▶ GOAL
Keep only the lines that hold the string "Ewgenja", filtering out the rest of the entries below.

▶ RECORDS FOR THIS TASK
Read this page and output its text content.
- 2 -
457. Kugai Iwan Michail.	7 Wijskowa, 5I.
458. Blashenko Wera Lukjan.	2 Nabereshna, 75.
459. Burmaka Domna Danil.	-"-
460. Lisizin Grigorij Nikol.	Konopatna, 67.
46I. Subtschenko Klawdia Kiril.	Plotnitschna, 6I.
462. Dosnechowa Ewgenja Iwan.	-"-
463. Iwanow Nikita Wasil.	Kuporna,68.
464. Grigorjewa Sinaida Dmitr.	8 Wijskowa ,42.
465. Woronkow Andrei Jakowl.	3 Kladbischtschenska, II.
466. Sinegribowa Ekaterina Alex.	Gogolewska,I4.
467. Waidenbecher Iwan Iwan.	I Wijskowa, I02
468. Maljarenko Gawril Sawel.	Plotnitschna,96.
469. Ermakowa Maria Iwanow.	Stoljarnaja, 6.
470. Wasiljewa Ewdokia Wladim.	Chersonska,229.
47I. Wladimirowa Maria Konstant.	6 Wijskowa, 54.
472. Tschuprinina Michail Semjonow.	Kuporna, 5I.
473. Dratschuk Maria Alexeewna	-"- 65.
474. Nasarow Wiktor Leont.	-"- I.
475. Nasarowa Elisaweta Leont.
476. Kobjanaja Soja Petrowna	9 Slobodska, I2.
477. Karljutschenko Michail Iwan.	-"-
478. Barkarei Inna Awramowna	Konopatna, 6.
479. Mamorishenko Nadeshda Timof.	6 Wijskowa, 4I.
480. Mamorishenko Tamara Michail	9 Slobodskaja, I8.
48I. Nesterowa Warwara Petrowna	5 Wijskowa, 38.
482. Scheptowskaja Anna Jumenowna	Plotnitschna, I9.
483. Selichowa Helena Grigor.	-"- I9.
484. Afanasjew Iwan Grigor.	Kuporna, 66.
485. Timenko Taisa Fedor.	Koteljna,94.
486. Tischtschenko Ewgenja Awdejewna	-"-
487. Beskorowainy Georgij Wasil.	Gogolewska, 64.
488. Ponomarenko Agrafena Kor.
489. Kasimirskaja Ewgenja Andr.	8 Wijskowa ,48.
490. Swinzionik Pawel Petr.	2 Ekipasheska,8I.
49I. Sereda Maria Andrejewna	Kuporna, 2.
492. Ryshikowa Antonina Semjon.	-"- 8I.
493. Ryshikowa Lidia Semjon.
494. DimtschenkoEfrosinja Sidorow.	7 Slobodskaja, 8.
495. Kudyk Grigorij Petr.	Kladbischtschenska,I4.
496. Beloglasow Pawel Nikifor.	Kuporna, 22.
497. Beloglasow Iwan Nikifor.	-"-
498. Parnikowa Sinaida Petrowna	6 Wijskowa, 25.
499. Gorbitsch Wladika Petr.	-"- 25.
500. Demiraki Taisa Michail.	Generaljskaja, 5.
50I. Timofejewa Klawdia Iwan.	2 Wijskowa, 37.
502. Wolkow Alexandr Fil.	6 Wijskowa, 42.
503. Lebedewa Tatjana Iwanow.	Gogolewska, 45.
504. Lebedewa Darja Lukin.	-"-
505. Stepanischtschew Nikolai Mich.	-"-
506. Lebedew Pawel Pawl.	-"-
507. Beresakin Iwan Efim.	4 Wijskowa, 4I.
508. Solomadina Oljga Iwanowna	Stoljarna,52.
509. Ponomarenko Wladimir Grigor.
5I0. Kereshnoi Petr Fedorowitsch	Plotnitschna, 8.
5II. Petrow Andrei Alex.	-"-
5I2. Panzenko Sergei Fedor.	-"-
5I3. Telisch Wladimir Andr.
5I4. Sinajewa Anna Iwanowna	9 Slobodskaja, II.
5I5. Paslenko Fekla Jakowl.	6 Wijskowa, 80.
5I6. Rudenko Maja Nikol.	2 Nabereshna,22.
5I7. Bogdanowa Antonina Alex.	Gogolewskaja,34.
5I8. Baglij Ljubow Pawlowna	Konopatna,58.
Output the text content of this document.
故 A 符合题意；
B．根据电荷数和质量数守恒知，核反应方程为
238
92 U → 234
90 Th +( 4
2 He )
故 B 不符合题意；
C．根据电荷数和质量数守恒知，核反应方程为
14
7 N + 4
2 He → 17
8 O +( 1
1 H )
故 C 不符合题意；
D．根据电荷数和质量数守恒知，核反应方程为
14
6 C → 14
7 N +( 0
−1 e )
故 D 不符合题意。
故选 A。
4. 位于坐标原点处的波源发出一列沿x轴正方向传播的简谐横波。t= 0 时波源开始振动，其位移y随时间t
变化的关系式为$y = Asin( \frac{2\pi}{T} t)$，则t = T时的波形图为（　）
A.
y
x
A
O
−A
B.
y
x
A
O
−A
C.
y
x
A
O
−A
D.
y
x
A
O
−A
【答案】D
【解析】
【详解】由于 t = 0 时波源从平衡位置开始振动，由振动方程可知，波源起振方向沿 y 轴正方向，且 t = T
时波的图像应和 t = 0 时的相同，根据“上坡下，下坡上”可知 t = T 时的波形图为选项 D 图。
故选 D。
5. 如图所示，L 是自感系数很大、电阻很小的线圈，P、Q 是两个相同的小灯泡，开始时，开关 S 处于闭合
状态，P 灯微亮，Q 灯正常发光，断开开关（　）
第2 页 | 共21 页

▶ SOLUTION FOR THIS PROBLEM
462. Dosnechowa Ewgenja Iwan.	-"-
486. Tischtschenko Ewgenja Awdejewna	-"-
489. Kasimirskaja Ewgenja Andr.	8 Wijskowa ,48.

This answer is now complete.